- _Exercise_
Show all lines that include the string "source"; copy each one.

═══ Materials provided ═══

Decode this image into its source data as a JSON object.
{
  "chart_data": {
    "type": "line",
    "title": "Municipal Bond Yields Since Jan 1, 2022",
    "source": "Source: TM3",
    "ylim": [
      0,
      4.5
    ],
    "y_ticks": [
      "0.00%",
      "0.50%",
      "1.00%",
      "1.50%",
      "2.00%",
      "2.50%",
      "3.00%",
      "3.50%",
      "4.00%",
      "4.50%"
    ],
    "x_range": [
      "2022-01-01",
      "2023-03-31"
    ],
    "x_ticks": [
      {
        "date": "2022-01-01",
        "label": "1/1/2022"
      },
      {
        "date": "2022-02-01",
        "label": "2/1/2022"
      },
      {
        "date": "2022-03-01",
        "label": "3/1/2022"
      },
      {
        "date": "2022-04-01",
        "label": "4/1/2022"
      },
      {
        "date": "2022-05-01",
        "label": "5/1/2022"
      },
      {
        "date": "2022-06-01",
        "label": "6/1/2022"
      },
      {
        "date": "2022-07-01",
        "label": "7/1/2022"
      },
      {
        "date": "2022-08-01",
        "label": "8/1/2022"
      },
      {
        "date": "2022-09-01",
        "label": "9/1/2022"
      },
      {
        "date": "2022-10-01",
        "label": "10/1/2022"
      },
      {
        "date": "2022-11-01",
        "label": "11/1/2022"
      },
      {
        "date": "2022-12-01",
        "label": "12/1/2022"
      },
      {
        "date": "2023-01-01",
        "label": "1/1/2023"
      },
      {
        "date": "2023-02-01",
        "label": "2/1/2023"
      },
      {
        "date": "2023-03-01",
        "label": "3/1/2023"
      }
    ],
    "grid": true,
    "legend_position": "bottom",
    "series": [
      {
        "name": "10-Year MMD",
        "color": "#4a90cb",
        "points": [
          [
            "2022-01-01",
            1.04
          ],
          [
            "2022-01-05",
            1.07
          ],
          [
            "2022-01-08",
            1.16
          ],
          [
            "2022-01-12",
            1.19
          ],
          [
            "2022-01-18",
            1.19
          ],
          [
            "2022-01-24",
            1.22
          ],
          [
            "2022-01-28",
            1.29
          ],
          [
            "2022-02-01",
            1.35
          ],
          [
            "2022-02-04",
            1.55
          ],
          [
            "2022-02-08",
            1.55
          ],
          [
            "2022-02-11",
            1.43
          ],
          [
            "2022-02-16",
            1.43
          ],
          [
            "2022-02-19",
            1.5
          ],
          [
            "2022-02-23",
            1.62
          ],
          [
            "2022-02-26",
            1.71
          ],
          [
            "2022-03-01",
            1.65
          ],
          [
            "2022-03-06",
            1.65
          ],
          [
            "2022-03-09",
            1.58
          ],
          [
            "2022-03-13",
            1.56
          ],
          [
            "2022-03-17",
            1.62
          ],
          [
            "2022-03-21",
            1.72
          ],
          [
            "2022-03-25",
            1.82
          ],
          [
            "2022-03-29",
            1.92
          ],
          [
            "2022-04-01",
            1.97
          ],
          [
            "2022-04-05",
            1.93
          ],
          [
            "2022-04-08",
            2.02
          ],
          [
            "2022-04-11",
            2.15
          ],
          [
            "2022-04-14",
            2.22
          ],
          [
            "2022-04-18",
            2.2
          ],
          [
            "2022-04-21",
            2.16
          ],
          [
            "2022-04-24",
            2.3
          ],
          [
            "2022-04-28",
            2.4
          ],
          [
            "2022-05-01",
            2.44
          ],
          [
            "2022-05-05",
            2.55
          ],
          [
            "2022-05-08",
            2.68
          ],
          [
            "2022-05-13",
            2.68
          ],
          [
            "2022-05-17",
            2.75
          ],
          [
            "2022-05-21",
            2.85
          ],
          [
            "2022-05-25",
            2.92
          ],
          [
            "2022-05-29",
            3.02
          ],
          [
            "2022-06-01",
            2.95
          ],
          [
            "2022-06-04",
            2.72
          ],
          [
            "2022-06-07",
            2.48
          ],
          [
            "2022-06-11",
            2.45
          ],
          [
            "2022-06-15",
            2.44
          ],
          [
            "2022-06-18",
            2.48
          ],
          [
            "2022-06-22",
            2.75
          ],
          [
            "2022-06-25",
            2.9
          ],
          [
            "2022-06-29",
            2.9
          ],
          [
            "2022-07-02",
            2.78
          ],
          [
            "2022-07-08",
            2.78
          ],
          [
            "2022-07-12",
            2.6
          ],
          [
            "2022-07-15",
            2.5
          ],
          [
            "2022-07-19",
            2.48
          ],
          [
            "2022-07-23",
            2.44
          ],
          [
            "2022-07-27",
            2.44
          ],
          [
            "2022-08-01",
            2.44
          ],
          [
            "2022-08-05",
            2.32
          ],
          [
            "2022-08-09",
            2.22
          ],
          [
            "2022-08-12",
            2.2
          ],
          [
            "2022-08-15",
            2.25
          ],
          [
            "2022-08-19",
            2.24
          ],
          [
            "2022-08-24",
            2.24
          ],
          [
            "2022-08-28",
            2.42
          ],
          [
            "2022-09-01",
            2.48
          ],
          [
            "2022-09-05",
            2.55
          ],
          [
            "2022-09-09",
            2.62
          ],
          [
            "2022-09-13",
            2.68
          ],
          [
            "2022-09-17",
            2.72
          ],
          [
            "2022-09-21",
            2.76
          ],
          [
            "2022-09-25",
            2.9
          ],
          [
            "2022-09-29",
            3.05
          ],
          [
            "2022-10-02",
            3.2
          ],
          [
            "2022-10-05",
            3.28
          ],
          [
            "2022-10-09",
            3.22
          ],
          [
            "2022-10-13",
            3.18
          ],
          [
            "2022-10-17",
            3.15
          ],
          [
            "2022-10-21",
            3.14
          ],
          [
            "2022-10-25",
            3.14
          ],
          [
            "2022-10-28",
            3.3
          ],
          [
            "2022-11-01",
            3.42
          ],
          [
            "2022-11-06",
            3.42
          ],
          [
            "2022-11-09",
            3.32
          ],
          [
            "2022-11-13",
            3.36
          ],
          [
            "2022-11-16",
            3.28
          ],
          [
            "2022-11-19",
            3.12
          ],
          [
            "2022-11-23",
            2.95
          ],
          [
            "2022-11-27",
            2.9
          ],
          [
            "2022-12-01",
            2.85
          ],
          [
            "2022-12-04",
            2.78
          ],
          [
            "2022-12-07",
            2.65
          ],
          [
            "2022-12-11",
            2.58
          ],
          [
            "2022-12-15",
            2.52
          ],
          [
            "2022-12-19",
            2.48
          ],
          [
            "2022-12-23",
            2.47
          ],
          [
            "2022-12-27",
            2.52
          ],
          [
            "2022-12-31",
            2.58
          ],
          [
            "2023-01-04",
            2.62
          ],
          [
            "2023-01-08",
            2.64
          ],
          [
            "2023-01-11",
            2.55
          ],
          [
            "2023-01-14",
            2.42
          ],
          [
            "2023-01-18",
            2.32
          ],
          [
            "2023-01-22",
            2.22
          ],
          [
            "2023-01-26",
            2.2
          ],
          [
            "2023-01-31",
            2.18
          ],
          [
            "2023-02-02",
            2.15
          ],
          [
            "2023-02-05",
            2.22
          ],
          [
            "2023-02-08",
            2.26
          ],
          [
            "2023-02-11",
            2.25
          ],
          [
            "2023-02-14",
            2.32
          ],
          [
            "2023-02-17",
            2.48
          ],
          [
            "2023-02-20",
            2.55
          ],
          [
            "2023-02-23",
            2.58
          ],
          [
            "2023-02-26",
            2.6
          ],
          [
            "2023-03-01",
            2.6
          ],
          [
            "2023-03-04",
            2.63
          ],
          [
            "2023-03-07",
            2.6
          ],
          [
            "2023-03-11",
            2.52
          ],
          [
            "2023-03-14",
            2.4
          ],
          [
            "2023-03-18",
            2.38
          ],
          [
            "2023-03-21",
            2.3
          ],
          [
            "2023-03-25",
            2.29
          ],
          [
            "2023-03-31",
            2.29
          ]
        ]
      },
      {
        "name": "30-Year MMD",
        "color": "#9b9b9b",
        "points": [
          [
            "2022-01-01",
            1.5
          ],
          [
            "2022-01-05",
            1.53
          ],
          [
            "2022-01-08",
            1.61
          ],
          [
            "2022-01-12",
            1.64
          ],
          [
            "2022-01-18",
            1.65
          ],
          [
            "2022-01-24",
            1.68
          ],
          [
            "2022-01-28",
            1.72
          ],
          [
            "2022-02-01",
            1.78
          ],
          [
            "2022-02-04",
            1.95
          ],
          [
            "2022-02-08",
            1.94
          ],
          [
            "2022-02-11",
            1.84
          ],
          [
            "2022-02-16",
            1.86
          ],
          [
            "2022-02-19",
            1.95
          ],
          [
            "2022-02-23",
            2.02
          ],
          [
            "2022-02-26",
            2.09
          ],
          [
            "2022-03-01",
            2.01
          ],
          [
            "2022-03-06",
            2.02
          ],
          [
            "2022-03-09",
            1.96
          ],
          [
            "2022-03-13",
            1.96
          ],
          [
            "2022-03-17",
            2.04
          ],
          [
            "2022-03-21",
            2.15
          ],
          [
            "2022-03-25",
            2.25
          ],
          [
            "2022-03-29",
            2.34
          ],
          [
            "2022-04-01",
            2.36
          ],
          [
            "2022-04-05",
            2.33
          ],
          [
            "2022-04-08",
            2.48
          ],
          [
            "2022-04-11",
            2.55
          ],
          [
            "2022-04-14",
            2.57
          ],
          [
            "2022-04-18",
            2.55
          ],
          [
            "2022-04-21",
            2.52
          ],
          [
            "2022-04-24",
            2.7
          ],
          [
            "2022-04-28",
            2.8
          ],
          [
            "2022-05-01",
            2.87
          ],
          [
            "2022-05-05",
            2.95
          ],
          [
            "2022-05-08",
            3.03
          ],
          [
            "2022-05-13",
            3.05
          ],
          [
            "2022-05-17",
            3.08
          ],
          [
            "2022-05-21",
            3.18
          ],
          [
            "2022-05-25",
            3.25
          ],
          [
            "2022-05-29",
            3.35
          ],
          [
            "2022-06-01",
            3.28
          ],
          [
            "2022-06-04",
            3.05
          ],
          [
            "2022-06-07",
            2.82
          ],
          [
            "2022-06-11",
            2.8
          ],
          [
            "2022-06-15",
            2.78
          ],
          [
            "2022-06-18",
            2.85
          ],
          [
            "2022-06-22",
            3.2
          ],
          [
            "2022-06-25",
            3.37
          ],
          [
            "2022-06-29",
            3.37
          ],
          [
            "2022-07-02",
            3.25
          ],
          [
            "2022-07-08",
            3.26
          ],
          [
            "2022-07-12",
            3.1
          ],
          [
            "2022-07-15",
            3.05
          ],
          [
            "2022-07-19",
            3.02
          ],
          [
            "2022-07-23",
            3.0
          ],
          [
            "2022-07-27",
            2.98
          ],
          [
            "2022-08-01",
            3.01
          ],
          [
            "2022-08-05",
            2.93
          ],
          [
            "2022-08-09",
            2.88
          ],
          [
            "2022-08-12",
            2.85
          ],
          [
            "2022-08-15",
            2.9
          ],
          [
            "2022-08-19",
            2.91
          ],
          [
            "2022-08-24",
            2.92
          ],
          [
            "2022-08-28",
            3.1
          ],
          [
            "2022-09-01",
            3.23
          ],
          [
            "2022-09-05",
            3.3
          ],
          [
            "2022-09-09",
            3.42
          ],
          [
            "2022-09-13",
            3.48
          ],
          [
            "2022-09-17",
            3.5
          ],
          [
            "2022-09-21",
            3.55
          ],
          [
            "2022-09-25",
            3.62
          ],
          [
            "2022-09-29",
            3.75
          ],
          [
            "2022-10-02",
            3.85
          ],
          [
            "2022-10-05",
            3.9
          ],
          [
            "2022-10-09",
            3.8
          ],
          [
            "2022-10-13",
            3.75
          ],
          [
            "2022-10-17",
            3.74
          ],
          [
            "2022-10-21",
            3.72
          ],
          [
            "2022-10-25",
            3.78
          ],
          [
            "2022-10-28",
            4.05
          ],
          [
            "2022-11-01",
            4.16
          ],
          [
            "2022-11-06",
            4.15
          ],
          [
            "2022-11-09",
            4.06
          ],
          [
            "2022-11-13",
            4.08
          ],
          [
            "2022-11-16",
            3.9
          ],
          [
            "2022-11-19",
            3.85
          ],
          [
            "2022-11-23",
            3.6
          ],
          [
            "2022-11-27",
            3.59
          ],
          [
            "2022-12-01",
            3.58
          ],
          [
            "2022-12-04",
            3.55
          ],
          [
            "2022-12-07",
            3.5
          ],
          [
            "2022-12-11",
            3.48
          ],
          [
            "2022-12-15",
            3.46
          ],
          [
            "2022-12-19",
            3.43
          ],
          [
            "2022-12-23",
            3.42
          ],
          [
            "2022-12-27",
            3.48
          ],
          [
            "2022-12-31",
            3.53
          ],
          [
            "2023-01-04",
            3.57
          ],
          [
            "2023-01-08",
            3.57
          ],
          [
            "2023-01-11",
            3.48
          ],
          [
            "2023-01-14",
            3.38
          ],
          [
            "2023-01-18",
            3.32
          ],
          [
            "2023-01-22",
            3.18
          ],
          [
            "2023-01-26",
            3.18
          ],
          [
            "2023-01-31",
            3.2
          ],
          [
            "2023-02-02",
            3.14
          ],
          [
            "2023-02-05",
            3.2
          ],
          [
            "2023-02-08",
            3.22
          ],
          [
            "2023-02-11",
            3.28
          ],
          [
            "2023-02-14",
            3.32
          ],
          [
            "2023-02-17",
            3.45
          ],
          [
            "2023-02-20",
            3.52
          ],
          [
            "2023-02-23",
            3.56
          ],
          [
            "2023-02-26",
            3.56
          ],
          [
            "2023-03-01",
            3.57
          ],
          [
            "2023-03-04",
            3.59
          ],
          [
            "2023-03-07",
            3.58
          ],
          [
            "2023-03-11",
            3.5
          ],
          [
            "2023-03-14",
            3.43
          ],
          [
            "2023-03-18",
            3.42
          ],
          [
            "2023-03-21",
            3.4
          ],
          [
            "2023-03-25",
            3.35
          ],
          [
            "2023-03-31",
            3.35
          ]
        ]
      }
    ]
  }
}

═══

- _Final result_
Decode this image into its source data as a JSON object.
    "source": "Source: TM3",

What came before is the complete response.